| Aim of the task |
Every line of the material is to be quoted verbatim, minus the pictures.

(Records that describe figures)
◇ ◇ ◇ ◇

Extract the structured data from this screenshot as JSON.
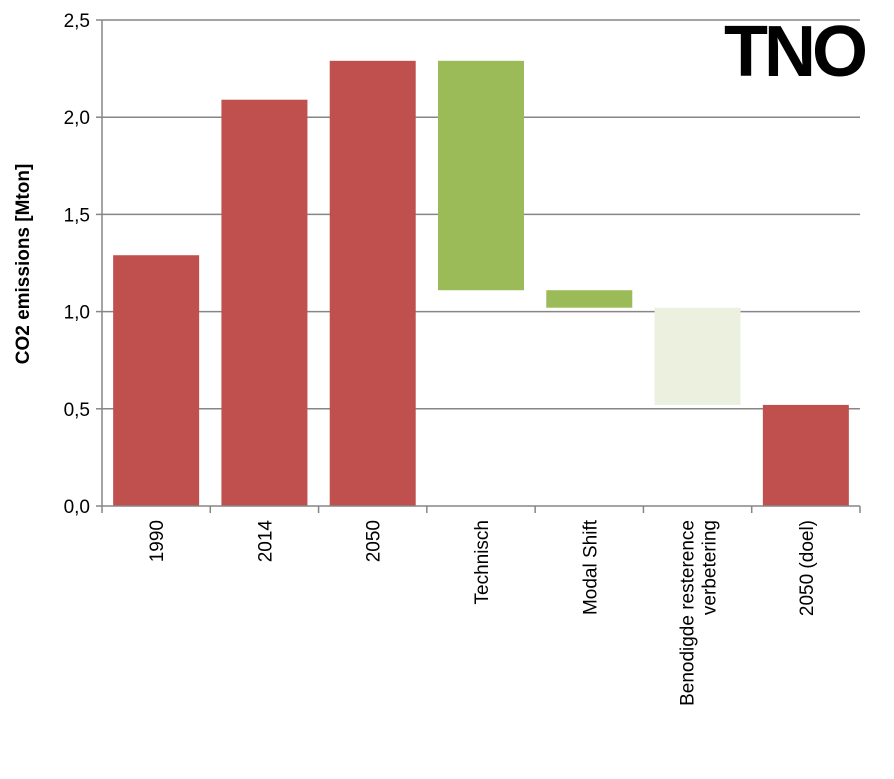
{
  "logo": {
    "text": "TNO",
    "color": "#000000"
  },
  "chart_data": {
    "type": "bar",
    "subtype": "waterfall",
    "title": "",
    "xlabel": "",
    "ylabel": "CO2 emissions [Mton]",
    "ylim": [
      0,
      2.5
    ],
    "yticks": [
      "0,0",
      "0,5",
      "1,0",
      "1,5",
      "2,0",
      "2,5"
    ],
    "ytick_values": [
      0,
      0.5,
      1.0,
      1.5,
      2.0,
      2.5
    ],
    "grid": true,
    "legend": "none",
    "categories": [
      {
        "lines": [
          "1990"
        ],
        "base": 0,
        "top": 1.29,
        "color": "#c0504d"
      },
      {
        "lines": [
          "2014"
        ],
        "base": 0,
        "top": 2.09,
        "color": "#c0504d"
      },
      {
        "lines": [
          "2050"
        ],
        "base": 0,
        "top": 2.29,
        "color": "#c0504d"
      },
      {
        "lines": [
          "Technisch"
        ],
        "base": 1.11,
        "top": 2.29,
        "color": "#9bbb59"
      },
      {
        "lines": [
          "Modal Shift"
        ],
        "base": 1.02,
        "top": 1.11,
        "color": "#9bbb59"
      },
      {
        "lines": [
          "Benodigde resterence",
          "verbetering"
        ],
        "base": 0.52,
        "top": 1.02,
        "color": "#ebf1de"
      },
      {
        "lines": [
          "2050 (doel)"
        ],
        "base": 0,
        "top": 0.52,
        "color": "#c0504d"
      }
    ],
    "colors": {
      "emissions": "#c0504d",
      "reduction": "#9bbb59",
      "required": "#ebf1de",
      "grid": "#868686",
      "axis": "#868686"
    }
  }
}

◇ ◇ ◇ ◇

| Exercise result |
Extract the structured data from this screenshot as JSON.
{
  "logo": {
    "text": "TNO",
    "color": "#000000"
  },
  "chart_data": {
    "type": "bar",
    "subtype": "waterfall",
    "title": "",
    "xlabel": "",
    "ylabel": "CO2 emissions [Mton]",
    "ylim": [
      0,
      2.5
    ],
    "yticks": [
      "0,0",
      "0,5",
      "1,0",
      "1,5",
      "2,0",
      "2,5"
    ],
    "ytick_values": [
      0,
      0.5,
      1.0,
      1.5,
      2.0,
      2.5
    ],
    "grid": true,
    "legend": "none",
    "categories": [
      {
        "lines": [
          "1990"
        ],
        "base": 0,
        "top": 1.29,
        "color": "#c0504d"
      },
      {
        "lines": [
          "2014"
        ],
        "base": 0,
        "top": 2.09,
        "color": "#c0504d"
      },
      {
        "lines": [
          "2050"
        ],
        "base": 0,
        "top": 2.29,
        "color": "#c0504d"
      },
      {
        "lines": [
          "Technisch"
        ],
        "base": 1.11,
        "top": 2.29,
        "color": "#9bbb59"
      },
      {
        "lines": [
          "Modal Shift"
        ],
        "base": 1.02,
        "top": 1.11,
        "color": "#9bbb59"
      },
      {
        "lines": [
          "Benodigde resterence",
          "verbetering"
        ],
        "base": 0.52,
        "top": 1.02,
        "color": "#ebf1de"
      },
      {
        "lines": [
          "2050 (doel)"
        ],
        "base": 0,
        "top": 0.52,
        "color": "#c0504d"
      }
    ],
    "colors": {
      "emissions": "#c0504d",
      "reduction": "#9bbb59",
      "required": "#ebf1de",
      "grid": "#868686",
      "axis": "#868686"
    }
  }
}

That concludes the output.